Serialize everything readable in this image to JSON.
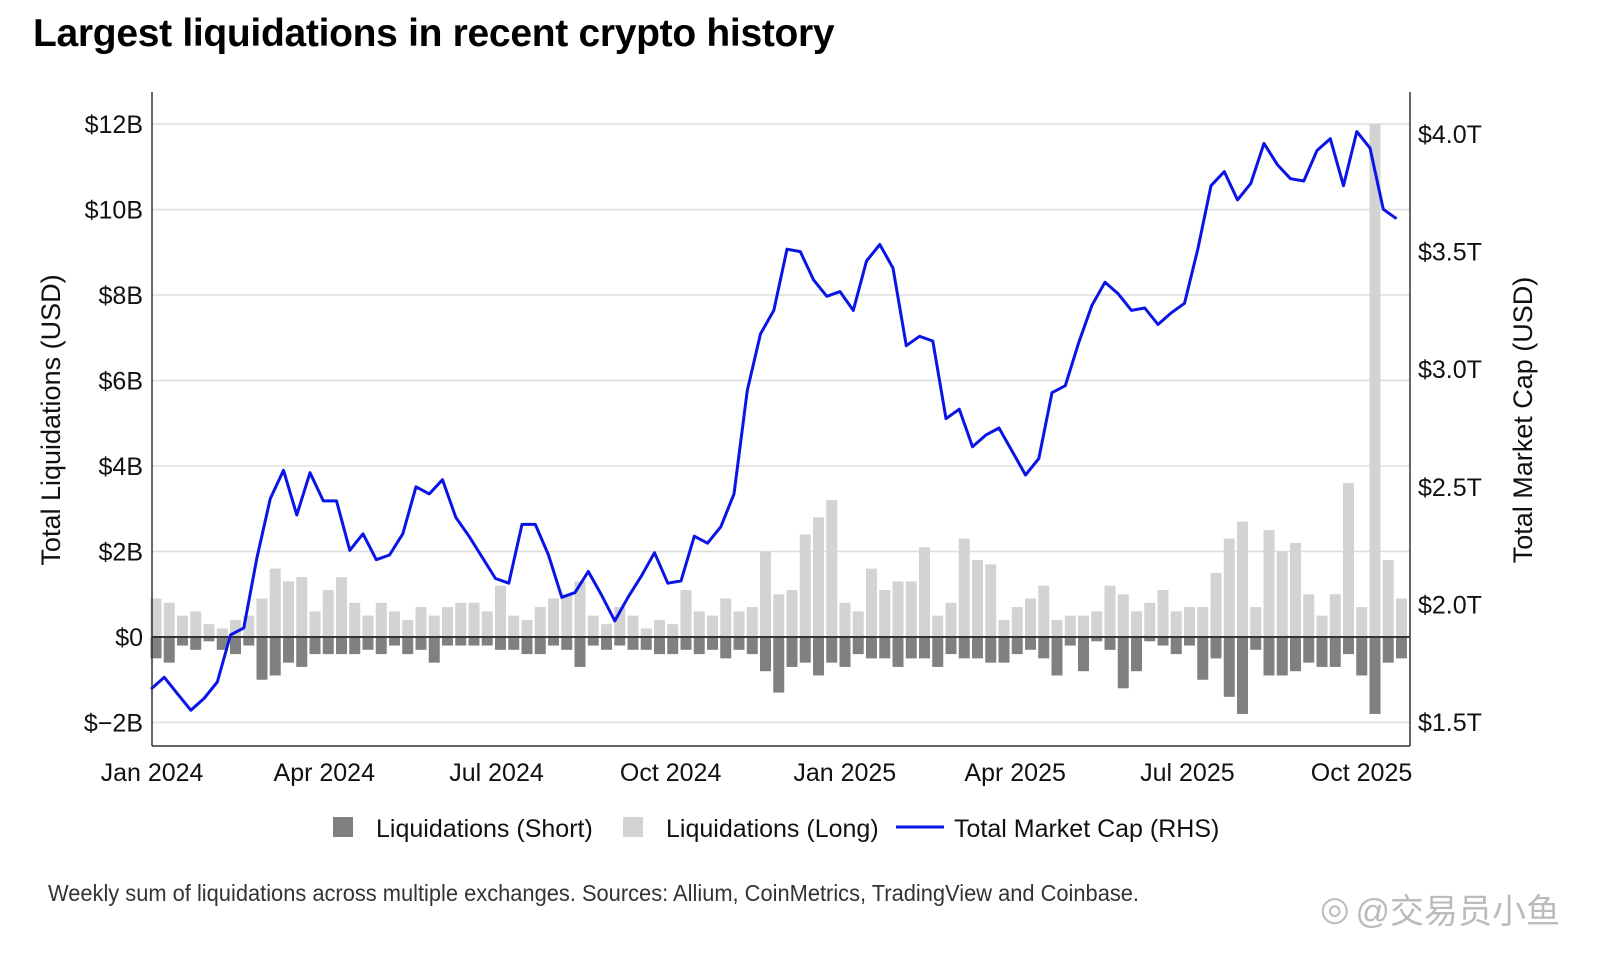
{
  "title": "Largest liquidations in recent crypto history",
  "footnote": "Weekly sum of liquidations across multiple exchanges. Sources: Allium, CoinMetrics, TradingView and Coinbase.",
  "watermark": "@交易员小鱼",
  "chart_data": {
    "type": "bar+line",
    "title": "Largest liquidations in recent crypto history",
    "ylabel": "Total Liquidations (USD)",
    "y2label": "Total Market Cap (USD)",
    "ylim": [
      -2.5,
      12.8
    ],
    "y2lim": [
      1.4,
      4.16
    ],
    "yticks": [
      {
        "v": 12,
        "label": "$12B"
      },
      {
        "v": 10,
        "label": "$10B"
      },
      {
        "v": 8,
        "label": "$8B"
      },
      {
        "v": 6,
        "label": "$6B"
      },
      {
        "v": 4,
        "label": "$4B"
      },
      {
        "v": 2,
        "label": "$2B"
      },
      {
        "v": 0,
        "label": "$0"
      },
      {
        "v": -2,
        "label": "$−2B"
      }
    ],
    "y2ticks": [
      {
        "v": 4.0,
        "label": "$4.0T"
      },
      {
        "v": 3.5,
        "label": "$3.5T"
      },
      {
        "v": 3.0,
        "label": "$3.0T"
      },
      {
        "v": 2.5,
        "label": "$2.5T"
      },
      {
        "v": 2.0,
        "label": "$2.0T"
      },
      {
        "v": 1.5,
        "label": "$1.5T"
      }
    ],
    "xticks": [
      {
        "date": "2024-01-01",
        "label": "Jan 2024"
      },
      {
        "date": "2024-04-01",
        "label": "Apr 2024"
      },
      {
        "date": "2024-07-01",
        "label": "Jul 2024"
      },
      {
        "date": "2024-10-01",
        "label": "Oct 2024"
      },
      {
        "date": "2025-01-01",
        "label": "Jan 2025"
      },
      {
        "date": "2025-04-01",
        "label": "Apr 2025"
      },
      {
        "date": "2025-07-01",
        "label": "Jul 2025"
      },
      {
        "date": "2025-10-01",
        "label": "Oct 2025"
      }
    ],
    "grid": true,
    "legend_position": "bottom",
    "colors": {
      "short": "#808080",
      "long": "#d3d3d3",
      "market_cap": "#0a14e6"
    },
    "x": [
      "2024-01-01",
      "2024-01-08",
      "2024-01-15",
      "2024-01-22",
      "2024-01-29",
      "2024-02-05",
      "2024-02-12",
      "2024-02-19",
      "2024-02-26",
      "2024-03-04",
      "2024-03-11",
      "2024-03-18",
      "2024-03-25",
      "2024-04-01",
      "2024-04-08",
      "2024-04-15",
      "2024-04-22",
      "2024-04-29",
      "2024-05-06",
      "2024-05-13",
      "2024-05-20",
      "2024-05-27",
      "2024-06-03",
      "2024-06-10",
      "2024-06-17",
      "2024-06-24",
      "2024-07-01",
      "2024-07-08",
      "2024-07-15",
      "2024-07-22",
      "2024-07-29",
      "2024-08-05",
      "2024-08-12",
      "2024-08-19",
      "2024-08-26",
      "2024-09-02",
      "2024-09-09",
      "2024-09-16",
      "2024-09-23",
      "2024-09-30",
      "2024-10-07",
      "2024-10-14",
      "2024-10-21",
      "2024-10-28",
      "2024-11-04",
      "2024-11-11",
      "2024-11-18",
      "2024-11-25",
      "2024-12-02",
      "2024-12-09",
      "2024-12-16",
      "2024-12-23",
      "2024-12-30",
      "2025-01-06",
      "2025-01-13",
      "2025-01-20",
      "2025-01-27",
      "2025-02-03",
      "2025-02-10",
      "2025-02-17",
      "2025-02-24",
      "2025-03-03",
      "2025-03-10",
      "2025-03-17",
      "2025-03-24",
      "2025-03-31",
      "2025-04-07",
      "2025-04-14",
      "2025-04-21",
      "2025-04-28",
      "2025-05-05",
      "2025-05-12",
      "2025-05-19",
      "2025-05-26",
      "2025-06-02",
      "2025-06-09",
      "2025-06-16",
      "2025-06-23",
      "2025-06-30",
      "2025-07-07",
      "2025-07-14",
      "2025-07-21",
      "2025-07-28",
      "2025-08-04",
      "2025-08-11",
      "2025-08-18",
      "2025-08-25",
      "2025-09-01",
      "2025-09-08",
      "2025-09-15",
      "2025-09-22",
      "2025-09-29",
      "2025-10-06",
      "2025-10-13",
      "2025-10-20"
    ],
    "series": [
      {
        "name": "Liquidations (Short)",
        "type": "bar",
        "unit": "B USD",
        "values": [
          -0.5,
          -0.6,
          -0.2,
          -0.3,
          -0.1,
          -0.3,
          -0.4,
          -0.2,
          -1.0,
          -0.9,
          -0.6,
          -0.7,
          -0.4,
          -0.4,
          -0.4,
          -0.4,
          -0.3,
          -0.4,
          -0.2,
          -0.4,
          -0.3,
          -0.6,
          -0.2,
          -0.2,
          -0.2,
          -0.2,
          -0.3,
          -0.3,
          -0.4,
          -0.4,
          -0.2,
          -0.3,
          -0.7,
          -0.2,
          -0.3,
          -0.2,
          -0.3,
          -0.3,
          -0.4,
          -0.4,
          -0.3,
          -0.4,
          -0.3,
          -0.5,
          -0.3,
          -0.4,
          -0.8,
          -1.3,
          -0.7,
          -0.6,
          -0.9,
          -0.6,
          -0.7,
          -0.4,
          -0.5,
          -0.5,
          -0.7,
          -0.5,
          -0.5,
          -0.7,
          -0.4,
          -0.5,
          -0.5,
          -0.6,
          -0.6,
          -0.4,
          -0.3,
          -0.5,
          -0.9,
          -0.2,
          -0.8,
          -0.1,
          -0.3,
          -1.2,
          -0.8,
          -0.1,
          -0.2,
          -0.4,
          -0.2,
          -1.0,
          -0.5,
          -1.4,
          -1.8,
          -0.3,
          -0.9,
          -0.9,
          -0.8,
          -0.6,
          -0.7,
          -0.7,
          -0.4,
          -0.9,
          -1.8,
          -0.6,
          -0.5
        ]
      },
      {
        "name": "Liquidations (Long)",
        "type": "bar",
        "unit": "B USD",
        "values": [
          0.9,
          0.8,
          0.5,
          0.6,
          0.3,
          0.2,
          0.4,
          0.5,
          0.9,
          1.6,
          1.3,
          1.4,
          0.6,
          1.1,
          1.4,
          0.8,
          0.5,
          0.8,
          0.6,
          0.4,
          0.7,
          0.5,
          0.7,
          0.8,
          0.8,
          0.6,
          1.2,
          0.5,
          0.4,
          0.7,
          0.9,
          1.0,
          1.3,
          0.5,
          0.3,
          0.7,
          0.5,
          0.2,
          0.4,
          0.3,
          1.1,
          0.6,
          0.5,
          0.9,
          0.6,
          0.7,
          2.0,
          1.0,
          1.1,
          2.4,
          2.8,
          3.2,
          0.8,
          0.6,
          1.6,
          1.1,
          1.3,
          1.3,
          2.1,
          0.5,
          0.8,
          2.3,
          1.8,
          1.7,
          0.4,
          0.7,
          0.9,
          1.2,
          0.4,
          0.5,
          0.5,
          0.6,
          1.2,
          1.0,
          0.6,
          0.8,
          1.1,
          0.6,
          0.7,
          0.7,
          1.5,
          2.3,
          2.7,
          0.7,
          2.5,
          2.0,
          2.2,
          1.0,
          0.5,
          1.0,
          3.6,
          0.7,
          12.0,
          1.8,
          0.9
        ]
      },
      {
        "name": "Total Market Cap (RHS)",
        "type": "line",
        "unit": "T USD",
        "axis": "right",
        "values": [
          1.64,
          1.69,
          1.62,
          1.55,
          1.6,
          1.67,
          1.87,
          1.9,
          2.2,
          2.45,
          2.57,
          2.38,
          2.56,
          2.44,
          2.44,
          2.23,
          2.3,
          2.19,
          2.21,
          2.3,
          2.5,
          2.47,
          2.53,
          2.37,
          2.29,
          2.2,
          2.11,
          2.09,
          2.34,
          2.34,
          2.21,
          2.03,
          2.05,
          2.14,
          2.04,
          1.93,
          2.03,
          2.12,
          2.22,
          2.09,
          2.1,
          2.29,
          2.26,
          2.33,
          2.47,
          2.91,
          3.15,
          3.25,
          3.51,
          3.5,
          3.38,
          3.31,
          3.33,
          3.25,
          3.46,
          3.53,
          3.43,
          3.1,
          3.14,
          3.12,
          2.79,
          2.83,
          2.67,
          2.72,
          2.75,
          2.65,
          2.55,
          2.62,
          2.9,
          2.93,
          3.11,
          3.27,
          3.37,
          3.32,
          3.25,
          3.26,
          3.19,
          3.24,
          3.28,
          3.51,
          3.78,
          3.84,
          3.72,
          3.79,
          3.96,
          3.87,
          3.81,
          3.8,
          3.93,
          3.98,
          3.78,
          4.01,
          3.94,
          3.68,
          3.64
        ]
      }
    ],
    "legend": [
      "Liquidations (Short)",
      "Liquidations (Long)",
      "Total Market Cap (RHS)"
    ]
  }
}
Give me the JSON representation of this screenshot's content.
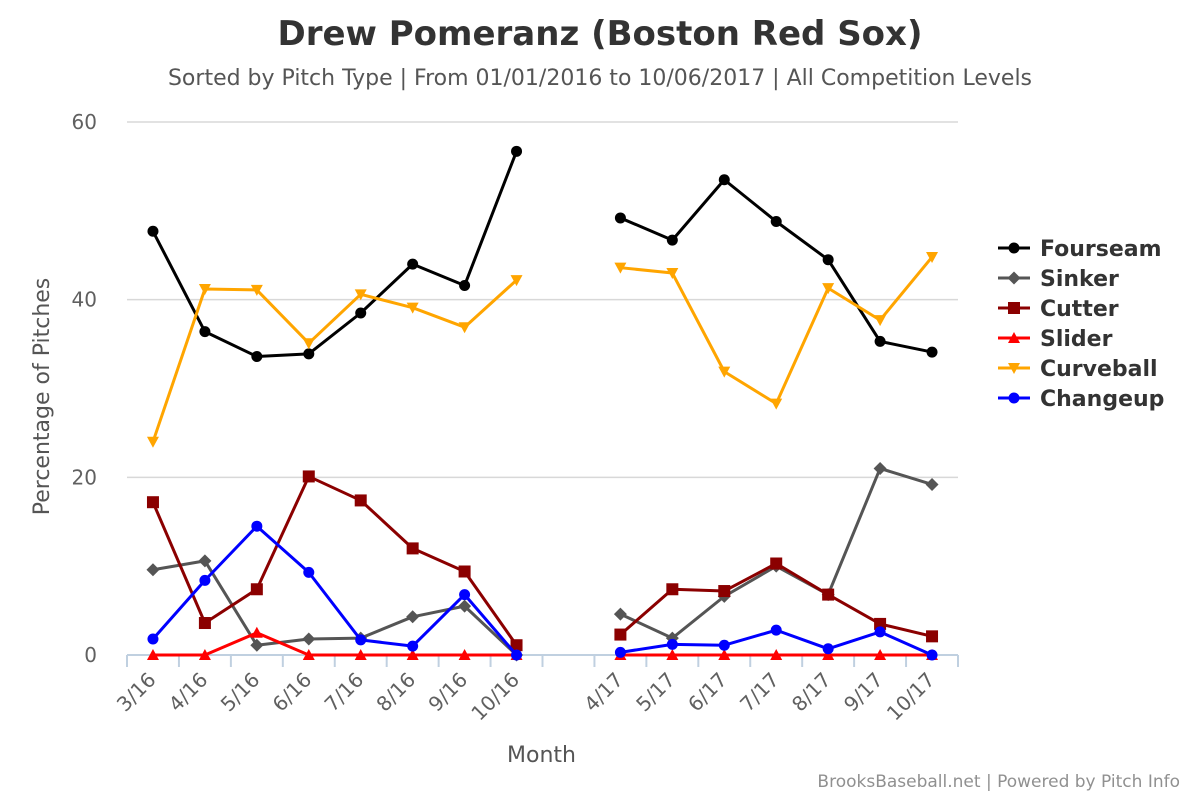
{
  "title": "Drew Pomeranz (Boston Red Sox)",
  "subtitle": "Sorted by Pitch Type | From 01/01/2016 to 10/06/2017 | All Competition Levels",
  "credits": "BrooksBaseball.net | Powered by Pitch Info",
  "chart_data": {
    "type": "line",
    "title": "Drew Pomeranz (Boston Red Sox)",
    "xlabel": "Month",
    "ylabel": "Percentage of Pitches",
    "ylim": [
      0,
      60
    ],
    "yticks": [
      0,
      20,
      40,
      60
    ],
    "grid": true,
    "legend_position": "right",
    "categories": [
      "3/16",
      "4/16",
      "5/16",
      "6/16",
      "7/16",
      "8/16",
      "9/16",
      "10/16",
      "",
      "4/17",
      "5/17",
      "6/17",
      "7/17",
      "8/17",
      "9/17",
      "10/17"
    ],
    "series": [
      {
        "name": "Fourseam",
        "color": "#000000",
        "marker": "circle",
        "values": [
          47.7,
          36.4,
          33.6,
          33.9,
          38.5,
          44.0,
          41.6,
          56.7,
          null,
          49.2,
          46.7,
          53.5,
          48.8,
          44.5,
          35.3,
          34.1
        ]
      },
      {
        "name": "Sinker",
        "color": "#555555",
        "marker": "diamond",
        "values": [
          9.6,
          10.6,
          1.1,
          1.8,
          1.9,
          4.3,
          5.5,
          0.0,
          null,
          4.6,
          1.9,
          6.6,
          10.0,
          6.8,
          21.0,
          19.2
        ]
      },
      {
        "name": "Cutter",
        "color": "#8b0000",
        "marker": "square",
        "values": [
          17.2,
          3.6,
          7.4,
          20.1,
          17.4,
          12.0,
          9.4,
          1.1,
          null,
          2.3,
          7.4,
          7.2,
          10.3,
          6.8,
          3.5,
          2.1
        ]
      },
      {
        "name": "Slider",
        "color": "#ff0000",
        "marker": "triangle",
        "values": [
          0.0,
          0.0,
          2.5,
          0.0,
          0.0,
          0.0,
          0.0,
          0.0,
          null,
          0.0,
          0.0,
          0.0,
          0.0,
          0.0,
          0.0,
          0.0
        ]
      },
      {
        "name": "Curveball",
        "color": "#ffa500",
        "marker": "triangle-down",
        "values": [
          24.0,
          41.2,
          41.1,
          35.1,
          40.6,
          39.1,
          36.9,
          42.2,
          null,
          43.6,
          43.0,
          31.9,
          28.3,
          41.3,
          37.7,
          44.8
        ]
      },
      {
        "name": "Changeup",
        "color": "#0000ff",
        "marker": "circle",
        "values": [
          1.8,
          8.4,
          14.5,
          9.3,
          1.7,
          1.0,
          6.8,
          0.0,
          null,
          0.3,
          1.2,
          1.1,
          2.8,
          0.7,
          2.6,
          0.0
        ]
      }
    ]
  }
}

========

▸ **Exercise instructions**
Give nothing but the number of lines containing the string "Largest".

▸ **Response to the task**
2